In this exercise, reproduce all the entries that follow exactly.

Input material ::
************
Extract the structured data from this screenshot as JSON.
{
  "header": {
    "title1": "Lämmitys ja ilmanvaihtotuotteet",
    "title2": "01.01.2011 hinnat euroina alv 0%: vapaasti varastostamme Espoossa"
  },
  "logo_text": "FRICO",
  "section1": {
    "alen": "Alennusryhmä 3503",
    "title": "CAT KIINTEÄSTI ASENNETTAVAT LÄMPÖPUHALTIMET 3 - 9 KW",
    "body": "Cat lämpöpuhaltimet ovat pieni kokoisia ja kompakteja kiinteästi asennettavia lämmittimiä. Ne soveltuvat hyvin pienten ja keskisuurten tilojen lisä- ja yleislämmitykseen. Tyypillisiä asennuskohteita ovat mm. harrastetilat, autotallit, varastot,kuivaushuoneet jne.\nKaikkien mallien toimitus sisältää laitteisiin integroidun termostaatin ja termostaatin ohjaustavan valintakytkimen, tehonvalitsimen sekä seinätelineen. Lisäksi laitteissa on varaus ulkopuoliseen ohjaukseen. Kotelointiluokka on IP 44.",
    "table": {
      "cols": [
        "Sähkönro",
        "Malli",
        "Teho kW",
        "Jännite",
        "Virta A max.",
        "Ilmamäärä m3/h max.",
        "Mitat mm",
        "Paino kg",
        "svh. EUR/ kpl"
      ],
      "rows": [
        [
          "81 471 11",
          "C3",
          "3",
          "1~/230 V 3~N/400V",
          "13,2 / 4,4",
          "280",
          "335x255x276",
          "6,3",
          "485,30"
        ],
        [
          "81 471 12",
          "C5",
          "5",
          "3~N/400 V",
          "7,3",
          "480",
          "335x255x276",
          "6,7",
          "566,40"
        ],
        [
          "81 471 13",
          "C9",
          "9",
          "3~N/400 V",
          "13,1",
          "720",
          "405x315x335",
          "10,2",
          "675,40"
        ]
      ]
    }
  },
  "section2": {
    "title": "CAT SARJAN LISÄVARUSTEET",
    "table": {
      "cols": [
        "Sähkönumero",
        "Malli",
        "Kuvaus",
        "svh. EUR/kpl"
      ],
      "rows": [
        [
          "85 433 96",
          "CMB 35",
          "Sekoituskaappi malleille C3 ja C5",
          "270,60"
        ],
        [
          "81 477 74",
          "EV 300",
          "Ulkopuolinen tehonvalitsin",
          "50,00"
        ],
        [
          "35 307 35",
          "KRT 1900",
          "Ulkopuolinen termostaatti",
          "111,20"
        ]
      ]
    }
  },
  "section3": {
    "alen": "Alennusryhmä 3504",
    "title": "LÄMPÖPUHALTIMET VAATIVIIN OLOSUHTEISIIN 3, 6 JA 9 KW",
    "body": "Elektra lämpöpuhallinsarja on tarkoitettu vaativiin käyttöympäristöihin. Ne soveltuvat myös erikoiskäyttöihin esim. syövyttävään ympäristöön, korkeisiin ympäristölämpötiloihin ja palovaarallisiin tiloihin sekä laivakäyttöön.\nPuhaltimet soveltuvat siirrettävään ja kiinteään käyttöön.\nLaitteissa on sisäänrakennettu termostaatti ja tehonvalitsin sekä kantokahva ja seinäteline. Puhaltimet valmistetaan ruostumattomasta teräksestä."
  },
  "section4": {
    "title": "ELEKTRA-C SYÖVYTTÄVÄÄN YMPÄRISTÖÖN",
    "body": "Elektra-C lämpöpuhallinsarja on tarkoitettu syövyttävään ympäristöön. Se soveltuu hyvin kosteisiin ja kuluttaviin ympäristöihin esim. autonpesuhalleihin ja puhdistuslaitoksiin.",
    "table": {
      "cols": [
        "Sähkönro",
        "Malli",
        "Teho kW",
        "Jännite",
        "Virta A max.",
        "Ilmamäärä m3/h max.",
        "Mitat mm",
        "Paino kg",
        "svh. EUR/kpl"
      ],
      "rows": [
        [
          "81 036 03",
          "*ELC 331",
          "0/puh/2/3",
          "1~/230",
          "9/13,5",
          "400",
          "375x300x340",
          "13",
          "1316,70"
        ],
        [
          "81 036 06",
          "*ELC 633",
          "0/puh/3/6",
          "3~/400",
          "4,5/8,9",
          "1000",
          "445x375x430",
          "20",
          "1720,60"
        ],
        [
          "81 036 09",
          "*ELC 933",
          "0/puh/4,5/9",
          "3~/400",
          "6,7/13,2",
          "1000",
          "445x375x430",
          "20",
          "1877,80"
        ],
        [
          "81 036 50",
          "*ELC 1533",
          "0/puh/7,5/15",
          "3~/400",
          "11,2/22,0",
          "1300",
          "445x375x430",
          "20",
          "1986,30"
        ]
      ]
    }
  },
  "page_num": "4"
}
************
Task result ::
Extract the structured data from this screenshot as JSON.
{
  "header": {
    "title1": "Lämmitys ja ilmanvaihtotuotteet",
    "title2": "01.01.2011 hinnat euroina alv 0%: vapaasti varastostamme Espoossa"
  },
  "logo_text": "FRICO",
  "section1": {
    "alen": "Alennusryhmä 3503",
    "title": "CAT KIINTEÄSTI ASENNETTAVAT LÄMPÖPUHALTIMET 3 - 9 KW",
    "body": "Cat lämpöpuhaltimet ovat pieni kokoisia ja kompakteja kiinteästi asennettavia lämmittimiä. Ne soveltuvat hyvin pienten ja keskisuurten tilojen lisä- ja yleislämmitykseen. Tyypillisiä asennuskohteita ovat mm. harrastetilat, autotallit, varastot,kuivaushuoneet jne.\nKaikkien mallien toimitus sisältää laitteisiin integroidun termostaatin ja termostaatin ohjaustavan valintakytkimen, tehonvalitsimen sekä seinätelineen. Lisäksi laitteissa on varaus ulkopuoliseen ohjaukseen. Kotelointiluokka on IP 44.",
    "table": {
      "cols": [
        "Sähkönro",
        "Malli",
        "Teho kW",
        "Jännite",
        "Virta A max.",
        "Ilmamäärä m3/h max.",
        "Mitat mm",
        "Paino kg",
        "svh. EUR/ kpl"
      ],
      "rows": [
        [
          "81 471 11",
          "C3",
          "3",
          "1~/230 V 3~N/400V",
          "13,2 / 4,4",
          "280",
          "335x255x276",
          "6,3",
          "485,30"
        ],
        [
          "81 471 12",
          "C5",
          "5",
          "3~N/400 V",
          "7,3",
          "480",
          "335x255x276",
          "6,7",
          "566,40"
        ],
        [
          "81 471 13",
          "C9",
          "9",
          "3~N/400 V",
          "13,1",
          "720",
          "405x315x335",
          "10,2",
          "675,40"
        ]
      ]
    }
  },
  "section2": {
    "title": "CAT SARJAN LISÄVARUSTEET",
    "table": {
      "cols": [
        "Sähkönumero",
        "Malli",
        "Kuvaus",
        "svh. EUR/kpl"
      ],
      "rows": [
        [
          "85 433 96",
          "CMB 35",
          "Sekoituskaappi malleille C3 ja C5",
          "270,60"
        ],
        [
          "81 477 74",
          "EV 300",
          "Ulkopuolinen tehonvalitsin",
          "50,00"
        ],
        [
          "35 307 35",
          "KRT 1900",
          "Ulkopuolinen termostaatti",
          "111,20"
        ]
      ]
    }
  },
  "section3": {
    "alen": "Alennusryhmä 3504",
    "title": "LÄMPÖPUHALTIMET VAATIVIIN OLOSUHTEISIIN 3, 6 JA 9 KW",
    "body": "Elektra lämpöpuhallinsarja on tarkoitettu vaativiin käyttöympäristöihin. Ne soveltuvat myös erikoiskäyttöihin esim. syövyttävään ympäristöön, korkeisiin ympäristölämpötiloihin ja palovaarallisiin tiloihin sekä laivakäyttöön.\nPuhaltimet soveltuvat siirrettävään ja kiinteään käyttöön.\nLaitteissa on sisäänrakennettu termostaatti ja tehonvalitsin sekä kantokahva ja seinäteline. Puhaltimet valmistetaan ruostumattomasta teräksestä."
  },
  "section4": {
    "title": "ELEKTRA-C SYÖVYTTÄVÄÄN YMPÄRISTÖÖN",
    "body": "Elektra-C lämpöpuhallinsarja on tarkoitettu syövyttävään ympäristöön. Se soveltuu hyvin kosteisiin ja kuluttaviin ympäristöihin esim. autonpesuhalleihin ja puhdistuslaitoksiin.",
    "table": {
      "cols": [
        "Sähkönro",
        "Malli",
        "Teho kW",
        "Jännite",
        "Virta A max.",
        "Ilmamäärä m3/h max.",
        "Mitat mm",
        "Paino kg",
        "svh. EUR/kpl"
      ],
      "rows": [
        [
          "81 036 03",
          "*ELC 331",
          "0/puh/2/3",
          "1~/230",
          "9/13,5",
          "400",
          "375x300x340",
          "13",
          "1316,70"
        ],
        [
          "81 036 06",
          "*ELC 633",
          "0/puh/3/6",
          "3~/400",
          "4,5/8,9",
          "1000",
          "445x375x430",
          "20",
          "1720,60"
        ],
        [
          "81 036 09",
          "*ELC 933",
          "0/puh/4,5/9",
          "3~/400",
          "6,7/13,2",
          "1000",
          "445x375x430",
          "20",
          "1877,80"
        ],
        [
          "81 036 50",
          "*ELC 1533",
          "0/puh/7,5/15",
          "3~/400",
          "11,2/22,0",
          "1300",
          "445x375x430",
          "20",
          "1986,30"
        ]
      ]
    }
  },
  "page_num": "4"
}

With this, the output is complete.